* Stated task
Find each line containing the string "name" and return it.

Figure record listings
------
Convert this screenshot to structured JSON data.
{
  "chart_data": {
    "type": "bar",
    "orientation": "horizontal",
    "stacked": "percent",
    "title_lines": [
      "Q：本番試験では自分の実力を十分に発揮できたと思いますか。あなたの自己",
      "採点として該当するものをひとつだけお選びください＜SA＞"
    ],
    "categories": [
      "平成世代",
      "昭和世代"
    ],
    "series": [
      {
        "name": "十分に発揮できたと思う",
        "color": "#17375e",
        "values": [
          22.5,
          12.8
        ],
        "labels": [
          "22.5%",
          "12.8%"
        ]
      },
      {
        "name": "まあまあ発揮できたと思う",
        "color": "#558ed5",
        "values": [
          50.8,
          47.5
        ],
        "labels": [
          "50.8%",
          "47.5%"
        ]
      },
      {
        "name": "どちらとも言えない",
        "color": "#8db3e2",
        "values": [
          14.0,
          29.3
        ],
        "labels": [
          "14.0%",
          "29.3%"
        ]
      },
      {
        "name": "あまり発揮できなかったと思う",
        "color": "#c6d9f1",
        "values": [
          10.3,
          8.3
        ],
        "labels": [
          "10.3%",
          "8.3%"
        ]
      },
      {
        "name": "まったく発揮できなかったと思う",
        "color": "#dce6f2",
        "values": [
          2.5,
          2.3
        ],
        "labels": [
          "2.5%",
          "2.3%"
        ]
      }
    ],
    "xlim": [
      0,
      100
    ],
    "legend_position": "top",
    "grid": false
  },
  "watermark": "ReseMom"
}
------
* Answer below
        "name": "十分に発揮できたと思う",
        "name": "まあまあ発揮できたと思う",
        "name": "どちらとも言えない",
        "name": "あまり発揮できなかったと思う",
        "name": "まったく発揮できなかったと思う",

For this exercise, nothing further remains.